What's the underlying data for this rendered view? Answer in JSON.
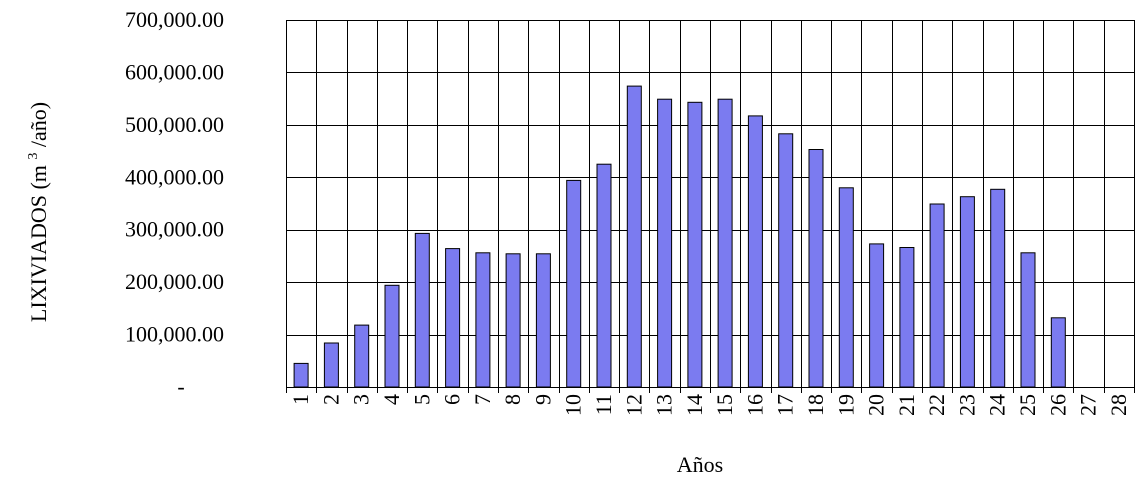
{
  "chart_data": {
    "type": "bar",
    "categories": [
      "1",
      "2",
      "3",
      "4",
      "5",
      "6",
      "7",
      "8",
      "9",
      "10",
      "11",
      "12",
      "13",
      "14",
      "15",
      "16",
      "17",
      "18",
      "19",
      "20",
      "21",
      "22",
      "23",
      "24",
      "25",
      "26",
      "27",
      "28"
    ],
    "values": [
      45000,
      84000,
      118000,
      194000,
      293000,
      264000,
      256000,
      254000,
      254000,
      394000,
      425000,
      574000,
      549000,
      543000,
      549000,
      517000,
      483000,
      453000,
      380000,
      273000,
      266000,
      349000,
      363000,
      377000,
      256000,
      132000,
      0,
      0
    ],
    "xlabel": "Años",
    "ylabel_main": "LIXIVIADOS (m",
    "ylabel_sup": "3",
    "ylabel_tail": "/año)",
    "ylim": [
      0,
      700000
    ],
    "yticks": [
      0,
      100000,
      200000,
      300000,
      400000,
      500000,
      600000,
      700000
    ],
    "ytick_labels": [
      "-",
      "100,000.00",
      "200,000.00",
      "300,000.00",
      "400,000.00",
      "500,000.00",
      "600,000.00",
      "700,000.00"
    ],
    "grid": true,
    "bar_color": "#7b7bf0"
  }
}
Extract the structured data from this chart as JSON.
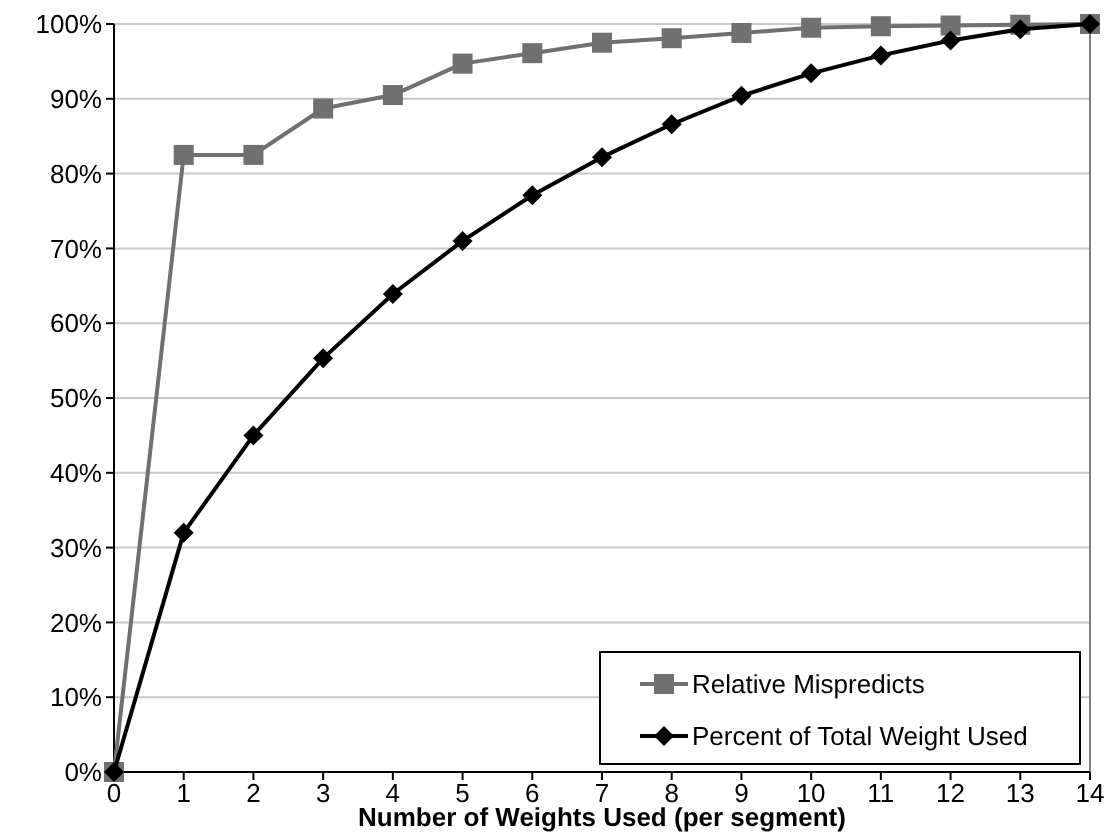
{
  "chart_data": {
    "type": "line",
    "xlabel": "Number of Weights Used (per segment)",
    "x": [
      0,
      1,
      2,
      3,
      4,
      5,
      6,
      7,
      8,
      9,
      10,
      11,
      12,
      13,
      14
    ],
    "xlim": [
      0,
      14
    ],
    "xticks": [
      0,
      1,
      2,
      3,
      4,
      5,
      6,
      7,
      8,
      9,
      10,
      11,
      12,
      13,
      14
    ],
    "ylim": [
      0,
      100
    ],
    "yticks": [
      {
        "value": 0,
        "label": "0%"
      },
      {
        "value": 10,
        "label": "10%"
      },
      {
        "value": 20,
        "label": "20%"
      },
      {
        "value": 30,
        "label": "30%"
      },
      {
        "value": 40,
        "label": "40%"
      },
      {
        "value": 50,
        "label": "50%"
      },
      {
        "value": 60,
        "label": "60%"
      },
      {
        "value": 70,
        "label": "70%"
      },
      {
        "value": 80,
        "label": "80%"
      },
      {
        "value": 90,
        "label": "90%"
      },
      {
        "value": 100,
        "label": "100%"
      }
    ],
    "grid": "y",
    "legend": "bottom right",
    "line_style": "solid",
    "series": [
      {
        "name": "Relative Mispredicts",
        "color": "#707070",
        "marker": "square",
        "values": [
          0,
          82.5,
          82.5,
          88.7,
          90.5,
          94.7,
          96.1,
          97.5,
          98.1,
          98.8,
          99.5,
          99.7,
          99.8,
          99.9,
          100
        ]
      },
      {
        "name": "Percent of Total Weight Used",
        "color": "#000000",
        "marker": "diamond",
        "values": [
          0,
          32,
          45,
          55.3,
          63.9,
          71,
          77.1,
          82.2,
          86.6,
          90.4,
          93.4,
          95.8,
          97.8,
          99.3,
          100
        ]
      }
    ]
  }
}
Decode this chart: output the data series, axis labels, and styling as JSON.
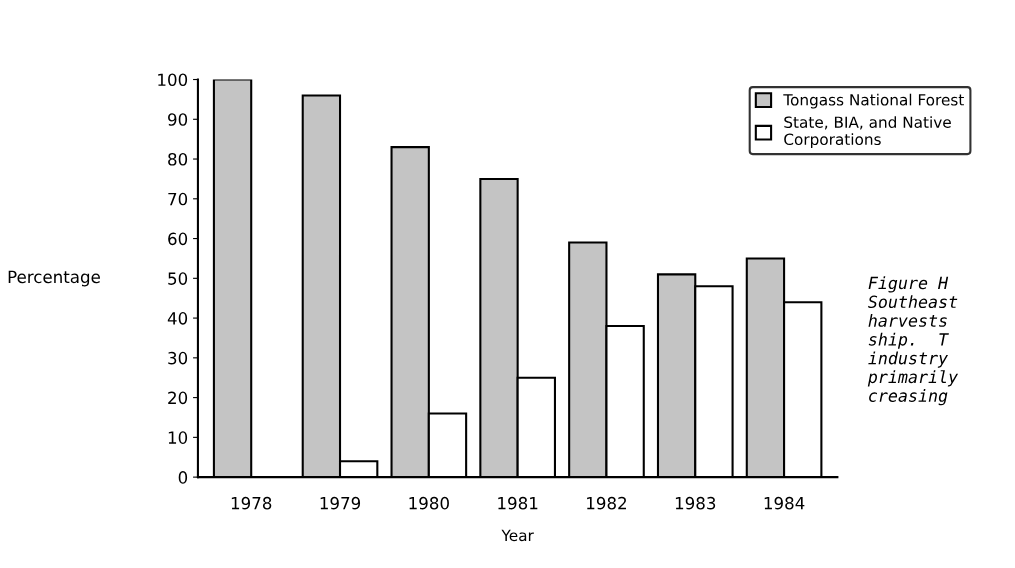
{
  "chart_data": {
    "type": "bar",
    "xlabel": "Year",
    "ylabel": "Percentage",
    "categories": [
      "1978",
      "1979",
      "1980",
      "1981",
      "1982",
      "1983",
      "1984"
    ],
    "series": [
      {
        "name": "Tongass National Forest",
        "color": "#c4c4c4",
        "values": [
          100,
          96,
          83,
          75,
          59,
          51,
          55
        ]
      },
      {
        "name": "State, BIA, and Native\nCorporations",
        "color": "#ffffff",
        "values": [
          null,
          4,
          16,
          25,
          38,
          48,
          44
        ]
      }
    ],
    "ylim": [
      0,
      100
    ],
    "yticks": [
      0,
      10,
      20,
      30,
      40,
      50,
      60,
      70,
      80,
      90,
      100
    ],
    "grid": false,
    "legend": "top right",
    "annotations": [
      "Figure H\nSoutheast\nharvests\nship.  T\nindustry\nprimarily\ncreasing"
    ]
  }
}
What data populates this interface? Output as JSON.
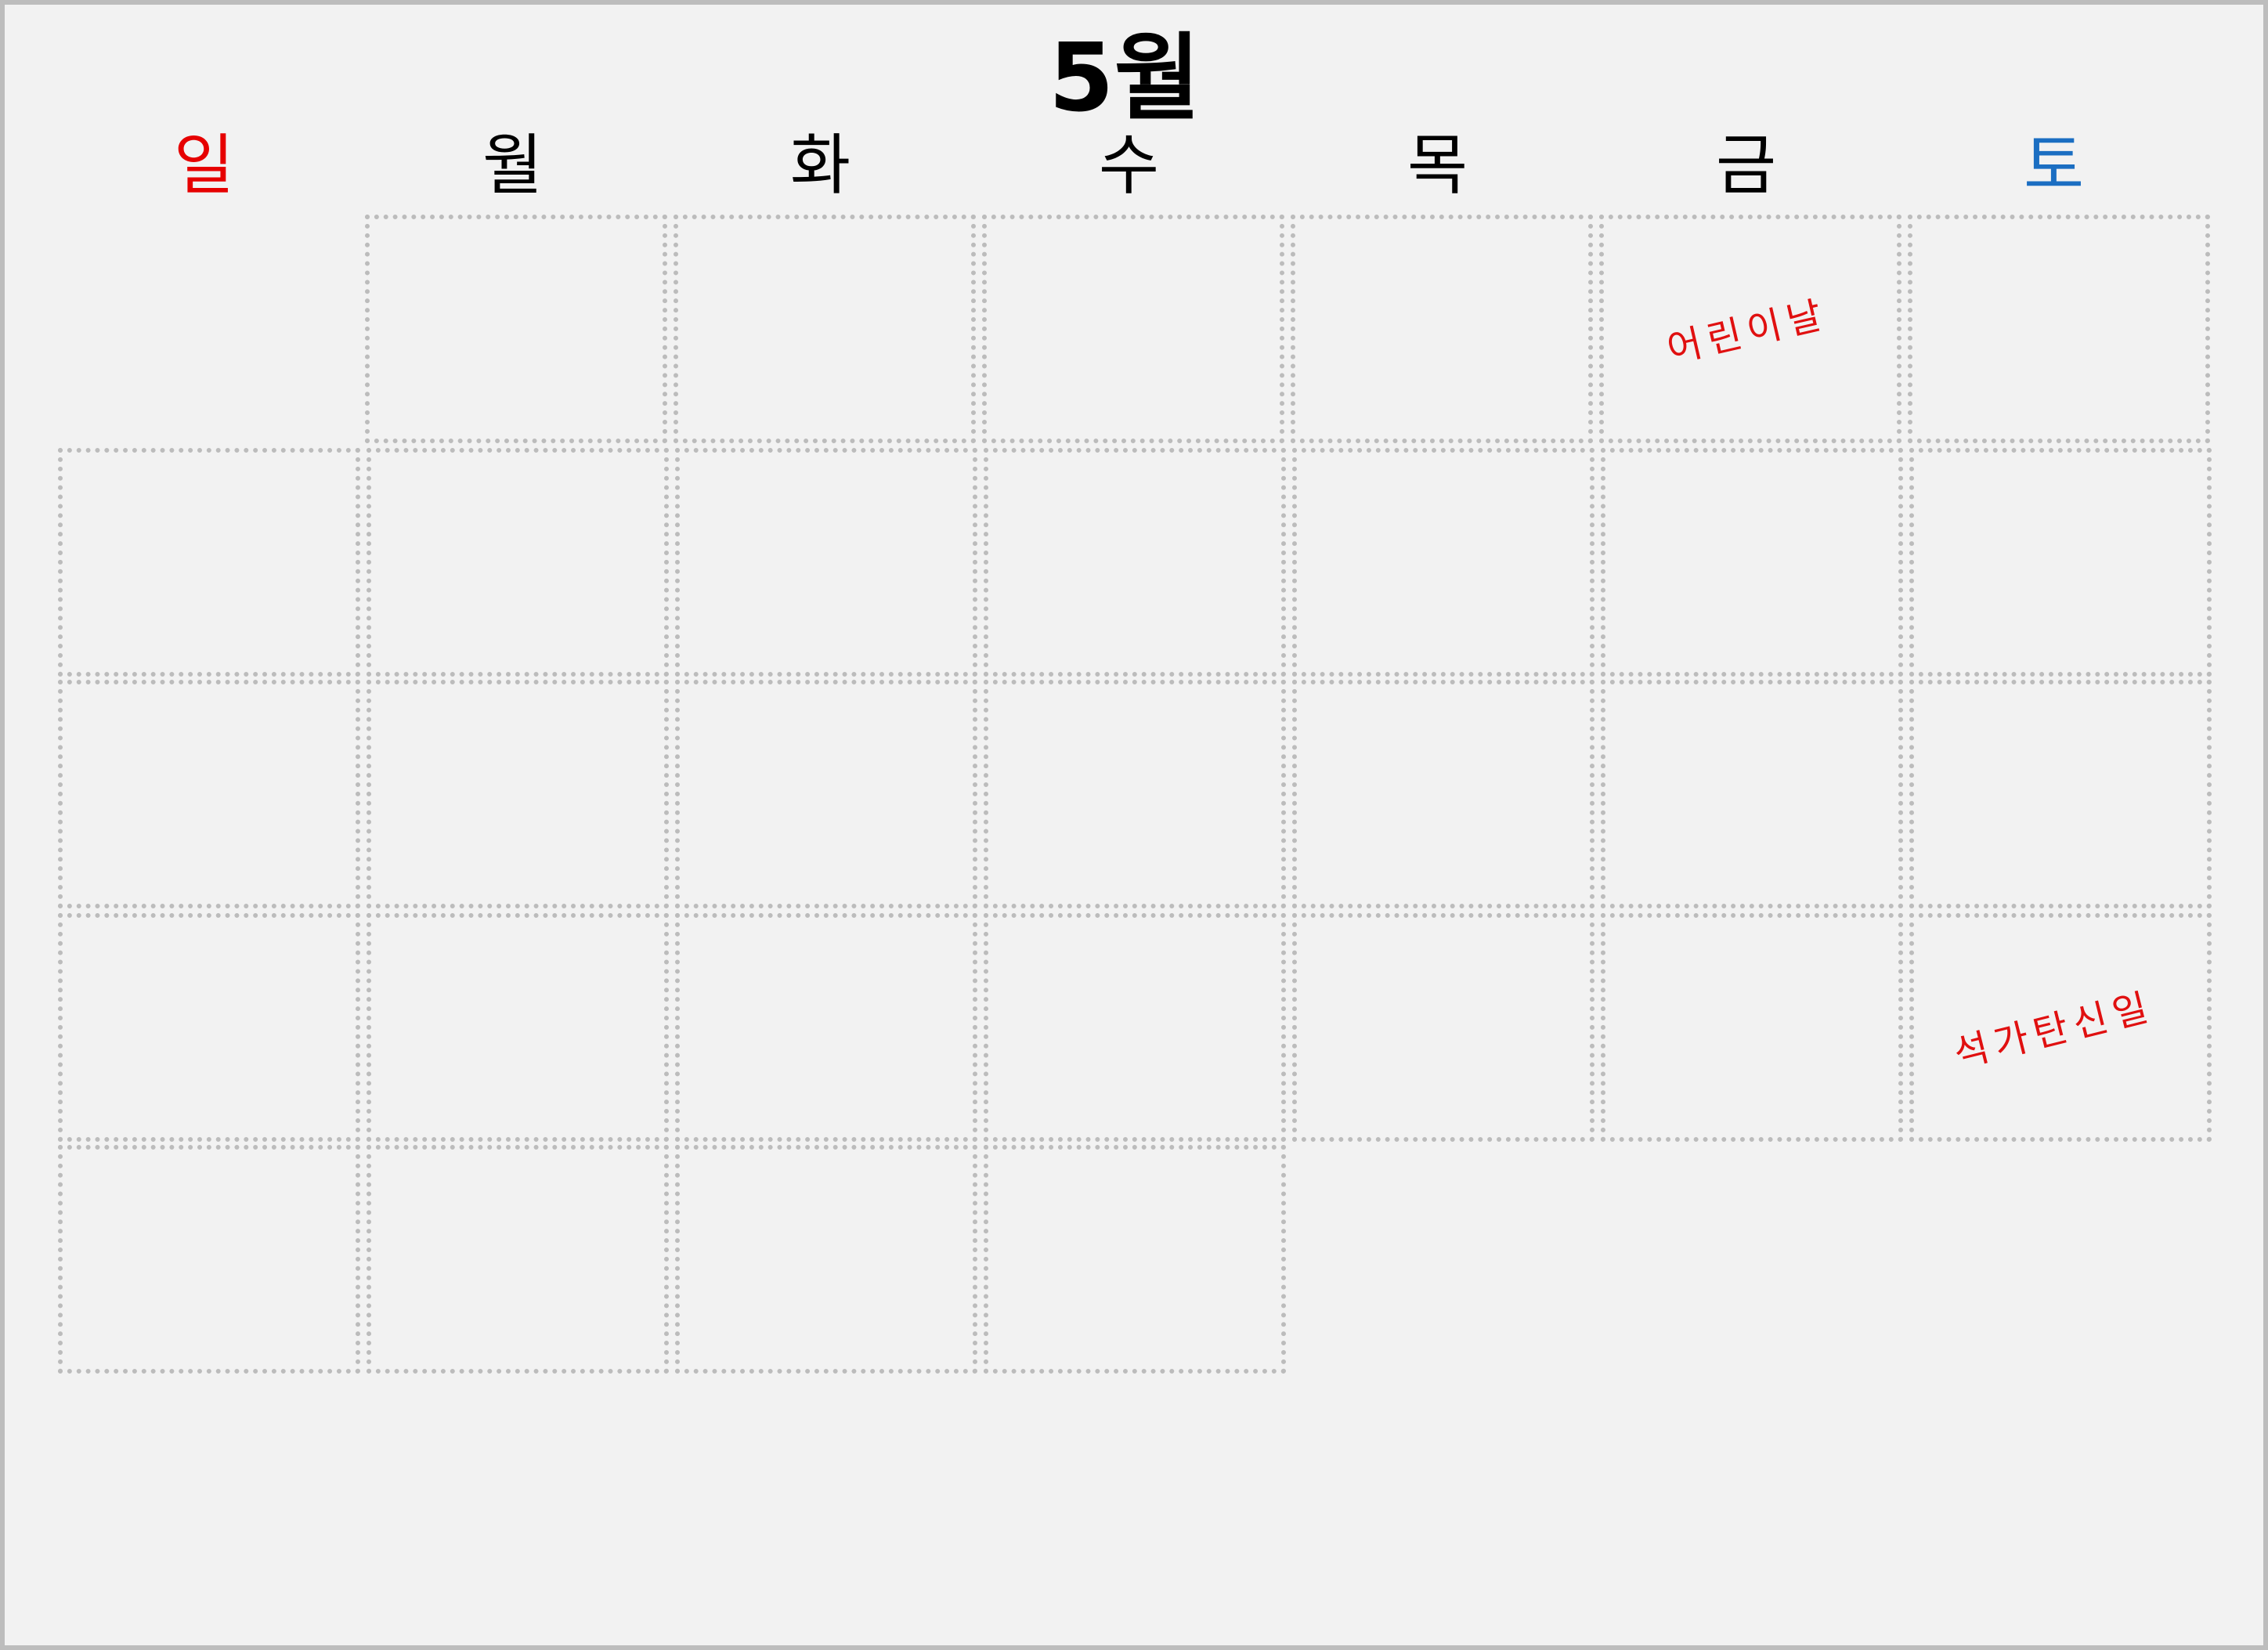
{
  "calendar": {
    "month_title": "5월",
    "weekdays": [
      "일",
      "월",
      "화",
      "수",
      "목",
      "금",
      "토"
    ],
    "colors": {
      "sunday": "#e60000",
      "saturday": "#1b6ec2",
      "holiday_note": "#e01010",
      "grid_border": "#bcbcbc",
      "background": "#f2f2f2"
    },
    "holidays": [
      {
        "label": "어린이날",
        "weekday": "금",
        "week": 1
      },
      {
        "label": "석가탄신일",
        "weekday": "토",
        "week": 4
      }
    ]
  }
}
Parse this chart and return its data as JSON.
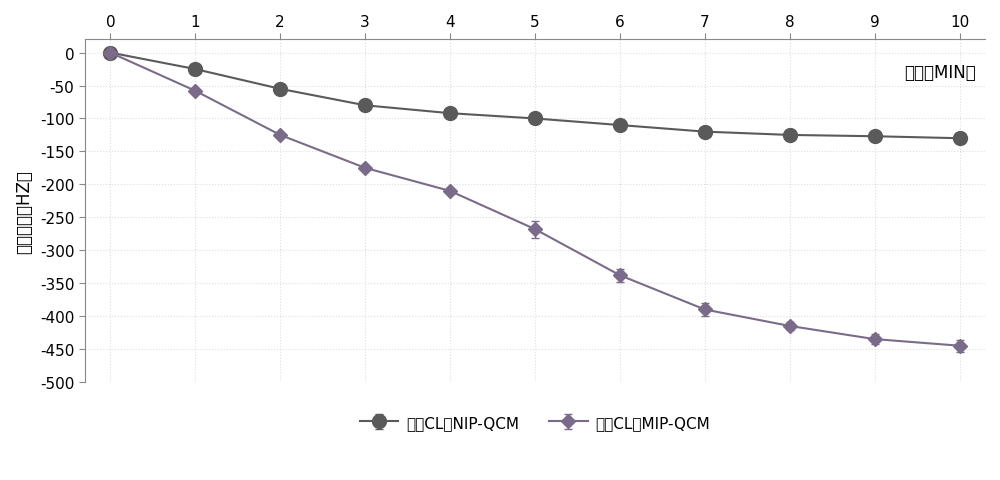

━━━━━━━━━━━━━━━━━━━━━━━━━━━━━━

**TASK DETAILS**.
Copy each line of the records that contains the word "this".

**COMPLETE ANSWER**.
What's the underlying data for this rendered view? Answer in JSON.
Extract the structured data from this chart as JSON.
Decode this chart: output the data series, axis labels, and styling as JSON.
What data populates this interface? Output as JSON.
Parse this chart and return its data as JSON.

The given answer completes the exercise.